■ **MATERIAL PROVIDED**
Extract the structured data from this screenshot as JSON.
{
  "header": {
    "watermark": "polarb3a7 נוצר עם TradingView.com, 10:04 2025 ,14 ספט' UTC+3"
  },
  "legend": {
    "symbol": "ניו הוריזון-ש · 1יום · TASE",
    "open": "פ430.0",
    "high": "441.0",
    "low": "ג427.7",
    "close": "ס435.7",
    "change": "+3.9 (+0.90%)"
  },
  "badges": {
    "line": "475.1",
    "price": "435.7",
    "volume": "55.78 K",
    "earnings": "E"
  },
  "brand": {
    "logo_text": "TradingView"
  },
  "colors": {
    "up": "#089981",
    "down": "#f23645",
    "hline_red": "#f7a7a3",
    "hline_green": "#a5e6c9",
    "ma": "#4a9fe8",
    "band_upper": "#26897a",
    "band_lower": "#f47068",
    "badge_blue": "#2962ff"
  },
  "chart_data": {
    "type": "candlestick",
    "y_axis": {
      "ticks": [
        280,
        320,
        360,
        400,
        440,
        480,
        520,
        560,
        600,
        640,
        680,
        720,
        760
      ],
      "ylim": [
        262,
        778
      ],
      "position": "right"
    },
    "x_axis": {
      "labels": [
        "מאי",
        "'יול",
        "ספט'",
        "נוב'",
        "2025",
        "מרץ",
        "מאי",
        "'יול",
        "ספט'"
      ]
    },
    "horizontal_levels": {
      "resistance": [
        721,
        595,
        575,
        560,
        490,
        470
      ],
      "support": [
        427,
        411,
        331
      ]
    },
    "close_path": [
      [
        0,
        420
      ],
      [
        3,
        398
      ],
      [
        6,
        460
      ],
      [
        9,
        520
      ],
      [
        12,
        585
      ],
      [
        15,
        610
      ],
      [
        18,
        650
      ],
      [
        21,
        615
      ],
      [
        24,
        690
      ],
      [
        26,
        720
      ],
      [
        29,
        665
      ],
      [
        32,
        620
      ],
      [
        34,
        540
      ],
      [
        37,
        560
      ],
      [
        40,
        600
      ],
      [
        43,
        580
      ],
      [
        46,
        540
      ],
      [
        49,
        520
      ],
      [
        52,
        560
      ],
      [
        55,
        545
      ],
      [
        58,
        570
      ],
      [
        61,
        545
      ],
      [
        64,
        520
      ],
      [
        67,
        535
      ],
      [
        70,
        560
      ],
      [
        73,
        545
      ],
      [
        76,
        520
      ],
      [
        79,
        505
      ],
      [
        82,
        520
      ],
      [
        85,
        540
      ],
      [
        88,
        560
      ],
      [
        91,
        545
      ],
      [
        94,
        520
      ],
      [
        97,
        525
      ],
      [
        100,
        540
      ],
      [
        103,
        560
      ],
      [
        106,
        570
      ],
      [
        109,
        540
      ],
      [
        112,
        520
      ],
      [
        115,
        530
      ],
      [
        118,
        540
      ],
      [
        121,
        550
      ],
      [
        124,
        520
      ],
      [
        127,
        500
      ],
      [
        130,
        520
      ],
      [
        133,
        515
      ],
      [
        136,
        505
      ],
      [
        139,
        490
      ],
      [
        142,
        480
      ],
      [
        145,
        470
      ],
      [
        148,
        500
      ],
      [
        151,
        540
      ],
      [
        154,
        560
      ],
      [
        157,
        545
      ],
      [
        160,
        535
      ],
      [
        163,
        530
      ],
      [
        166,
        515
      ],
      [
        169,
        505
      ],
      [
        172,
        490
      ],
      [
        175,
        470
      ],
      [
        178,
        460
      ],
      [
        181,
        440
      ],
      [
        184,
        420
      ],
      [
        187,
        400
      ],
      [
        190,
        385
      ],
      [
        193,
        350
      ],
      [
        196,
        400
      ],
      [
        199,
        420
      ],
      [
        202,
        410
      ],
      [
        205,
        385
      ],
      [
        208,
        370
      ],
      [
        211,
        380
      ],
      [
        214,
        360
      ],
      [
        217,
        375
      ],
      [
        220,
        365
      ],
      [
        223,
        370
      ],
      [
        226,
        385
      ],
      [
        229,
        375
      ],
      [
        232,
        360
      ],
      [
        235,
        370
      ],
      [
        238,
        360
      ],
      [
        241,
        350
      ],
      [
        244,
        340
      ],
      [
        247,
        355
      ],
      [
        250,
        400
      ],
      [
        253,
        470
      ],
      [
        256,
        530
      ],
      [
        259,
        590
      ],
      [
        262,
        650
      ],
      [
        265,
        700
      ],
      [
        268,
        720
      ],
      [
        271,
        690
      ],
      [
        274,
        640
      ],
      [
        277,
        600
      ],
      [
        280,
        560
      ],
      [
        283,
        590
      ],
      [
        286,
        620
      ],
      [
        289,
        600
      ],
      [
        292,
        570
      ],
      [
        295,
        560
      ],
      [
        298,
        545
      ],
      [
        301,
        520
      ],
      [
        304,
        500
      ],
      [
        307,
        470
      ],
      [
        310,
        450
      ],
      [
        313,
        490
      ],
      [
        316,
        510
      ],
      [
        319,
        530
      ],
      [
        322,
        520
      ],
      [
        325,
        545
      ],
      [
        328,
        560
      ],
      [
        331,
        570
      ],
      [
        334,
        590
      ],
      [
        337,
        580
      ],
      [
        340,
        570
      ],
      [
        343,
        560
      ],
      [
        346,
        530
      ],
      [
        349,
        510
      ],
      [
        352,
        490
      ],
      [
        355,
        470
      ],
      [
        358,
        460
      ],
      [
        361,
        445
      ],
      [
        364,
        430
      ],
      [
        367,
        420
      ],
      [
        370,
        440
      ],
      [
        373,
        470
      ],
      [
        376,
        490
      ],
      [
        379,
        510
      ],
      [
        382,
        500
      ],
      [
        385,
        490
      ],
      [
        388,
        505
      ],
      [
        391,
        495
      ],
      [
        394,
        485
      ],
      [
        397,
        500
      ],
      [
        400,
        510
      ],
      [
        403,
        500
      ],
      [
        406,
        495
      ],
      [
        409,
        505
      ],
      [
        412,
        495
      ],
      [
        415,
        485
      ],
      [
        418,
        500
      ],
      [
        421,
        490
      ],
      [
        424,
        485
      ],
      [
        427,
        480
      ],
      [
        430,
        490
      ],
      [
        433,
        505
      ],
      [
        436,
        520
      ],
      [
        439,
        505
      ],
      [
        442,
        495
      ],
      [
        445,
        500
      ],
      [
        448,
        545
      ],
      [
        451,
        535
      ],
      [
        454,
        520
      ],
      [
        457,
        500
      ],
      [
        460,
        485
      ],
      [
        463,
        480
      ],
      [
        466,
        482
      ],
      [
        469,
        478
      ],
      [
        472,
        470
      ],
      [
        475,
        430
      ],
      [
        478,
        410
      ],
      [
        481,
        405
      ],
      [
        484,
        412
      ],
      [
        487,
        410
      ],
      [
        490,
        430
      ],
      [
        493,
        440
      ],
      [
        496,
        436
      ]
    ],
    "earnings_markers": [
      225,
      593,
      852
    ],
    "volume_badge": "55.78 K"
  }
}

■ **GIVEN REQUEST**
Print every entry exactly as it appears.

■ **RESPONSE**
Extract the structured data from this screenshot as JSON.
{
  "header": {
    "watermark": "polarb3a7 נוצר עם TradingView.com, 10:04 2025 ,14 ספט' UTC+3"
  },
  "legend": {
    "symbol": "ניו הוריזון-ש · 1יום · TASE",
    "open": "פ430.0",
    "high": "441.0",
    "low": "ג427.7",
    "close": "ס435.7",
    "change": "+3.9 (+0.90%)"
  },
  "badges": {
    "line": "475.1",
    "price": "435.7",
    "volume": "55.78 K",
    "earnings": "E"
  },
  "brand": {
    "logo_text": "TradingView"
  },
  "colors": {
    "up": "#089981",
    "down": "#f23645",
    "hline_red": "#f7a7a3",
    "hline_green": "#a5e6c9",
    "ma": "#4a9fe8",
    "band_upper": "#26897a",
    "band_lower": "#f47068",
    "badge_blue": "#2962ff"
  },
  "chart_data": {
    "type": "candlestick",
    "y_axis": {
      "ticks": [
        280,
        320,
        360,
        400,
        440,
        480,
        520,
        560,
        600,
        640,
        680,
        720,
        760
      ],
      "ylim": [
        262,
        778
      ],
      "position": "right"
    },
    "x_axis": {
      "labels": [
        "מאי",
        "'יול",
        "ספט'",
        "נוב'",
        "2025",
        "מרץ",
        "מאי",
        "'יול",
        "ספט'"
      ]
    },
    "horizontal_levels": {
      "resistance": [
        721,
        595,
        575,
        560,
        490,
        470
      ],
      "support": [
        427,
        411,
        331
      ]
    },
    "close_path": [
      [
        0,
        420
      ],
      [
        3,
        398
      ],
      [
        6,
        460
      ],
      [
        9,
        520
      ],
      [
        12,
        585
      ],
      [
        15,
        610
      ],
      [
        18,
        650
      ],
      [
        21,
        615
      ],
      [
        24,
        690
      ],
      [
        26,
        720
      ],
      [
        29,
        665
      ],
      [
        32,
        620
      ],
      [
        34,
        540
      ],
      [
        37,
        560
      ],
      [
        40,
        600
      ],
      [
        43,
        580
      ],
      [
        46,
        540
      ],
      [
        49,
        520
      ],
      [
        52,
        560
      ],
      [
        55,
        545
      ],
      [
        58,
        570
      ],
      [
        61,
        545
      ],
      [
        64,
        520
      ],
      [
        67,
        535
      ],
      [
        70,
        560
      ],
      [
        73,
        545
      ],
      [
        76,
        520
      ],
      [
        79,
        505
      ],
      [
        82,
        520
      ],
      [
        85,
        540
      ],
      [
        88,
        560
      ],
      [
        91,
        545
      ],
      [
        94,
        520
      ],
      [
        97,
        525
      ],
      [
        100,
        540
      ],
      [
        103,
        560
      ],
      [
        106,
        570
      ],
      [
        109,
        540
      ],
      [
        112,
        520
      ],
      [
        115,
        530
      ],
      [
        118,
        540
      ],
      [
        121,
        550
      ],
      [
        124,
        520
      ],
      [
        127,
        500
      ],
      [
        130,
        520
      ],
      [
        133,
        515
      ],
      [
        136,
        505
      ],
      [
        139,
        490
      ],
      [
        142,
        480
      ],
      [
        145,
        470
      ],
      [
        148,
        500
      ],
      [
        151,
        540
      ],
      [
        154,
        560
      ],
      [
        157,
        545
      ],
      [
        160,
        535
      ],
      [
        163,
        530
      ],
      [
        166,
        515
      ],
      [
        169,
        505
      ],
      [
        172,
        490
      ],
      [
        175,
        470
      ],
      [
        178,
        460
      ],
      [
        181,
        440
      ],
      [
        184,
        420
      ],
      [
        187,
        400
      ],
      [
        190,
        385
      ],
      [
        193,
        350
      ],
      [
        196,
        400
      ],
      [
        199,
        420
      ],
      [
        202,
        410
      ],
      [
        205,
        385
      ],
      [
        208,
        370
      ],
      [
        211,
        380
      ],
      [
        214,
        360
      ],
      [
        217,
        375
      ],
      [
        220,
        365
      ],
      [
        223,
        370
      ],
      [
        226,
        385
      ],
      [
        229,
        375
      ],
      [
        232,
        360
      ],
      [
        235,
        370
      ],
      [
        238,
        360
      ],
      [
        241,
        350
      ],
      [
        244,
        340
      ],
      [
        247,
        355
      ],
      [
        250,
        400
      ],
      [
        253,
        470
      ],
      [
        256,
        530
      ],
      [
        259,
        590
      ],
      [
        262,
        650
      ],
      [
        265,
        700
      ],
      [
        268,
        720
      ],
      [
        271,
        690
      ],
      [
        274,
        640
      ],
      [
        277,
        600
      ],
      [
        280,
        560
      ],
      [
        283,
        590
      ],
      [
        286,
        620
      ],
      [
        289,
        600
      ],
      [
        292,
        570
      ],
      [
        295,
        560
      ],
      [
        298,
        545
      ],
      [
        301,
        520
      ],
      [
        304,
        500
      ],
      [
        307,
        470
      ],
      [
        310,
        450
      ],
      [
        313,
        490
      ],
      [
        316,
        510
      ],
      [
        319,
        530
      ],
      [
        322,
        520
      ],
      [
        325,
        545
      ],
      [
        328,
        560
      ],
      [
        331,
        570
      ],
      [
        334,
        590
      ],
      [
        337,
        580
      ],
      [
        340,
        570
      ],
      [
        343,
        560
      ],
      [
        346,
        530
      ],
      [
        349,
        510
      ],
      [
        352,
        490
      ],
      [
        355,
        470
      ],
      [
        358,
        460
      ],
      [
        361,
        445
      ],
      [
        364,
        430
      ],
      [
        367,
        420
      ],
      [
        370,
        440
      ],
      [
        373,
        470
      ],
      [
        376,
        490
      ],
      [
        379,
        510
      ],
      [
        382,
        500
      ],
      [
        385,
        490
      ],
      [
        388,
        505
      ],
      [
        391,
        495
      ],
      [
        394,
        485
      ],
      [
        397,
        500
      ],
      [
        400,
        510
      ],
      [
        403,
        500
      ],
      [
        406,
        495
      ],
      [
        409,
        505
      ],
      [
        412,
        495
      ],
      [
        415,
        485
      ],
      [
        418,
        500
      ],
      [
        421,
        490
      ],
      [
        424,
        485
      ],
      [
        427,
        480
      ],
      [
        430,
        490
      ],
      [
        433,
        505
      ],
      [
        436,
        520
      ],
      [
        439,
        505
      ],
      [
        442,
        495
      ],
      [
        445,
        500
      ],
      [
        448,
        545
      ],
      [
        451,
        535
      ],
      [
        454,
        520
      ],
      [
        457,
        500
      ],
      [
        460,
        485
      ],
      [
        463,
        480
      ],
      [
        466,
        482
      ],
      [
        469,
        478
      ],
      [
        472,
        470
      ],
      [
        475,
        430
      ],
      [
        478,
        410
      ],
      [
        481,
        405
      ],
      [
        484,
        412
      ],
      [
        487,
        410
      ],
      [
        490,
        430
      ],
      [
        493,
        440
      ],
      [
        496,
        436
      ]
    ],
    "earnings_markers": [
      225,
      593,
      852
    ],
    "volume_badge": "55.78 K"
  }
}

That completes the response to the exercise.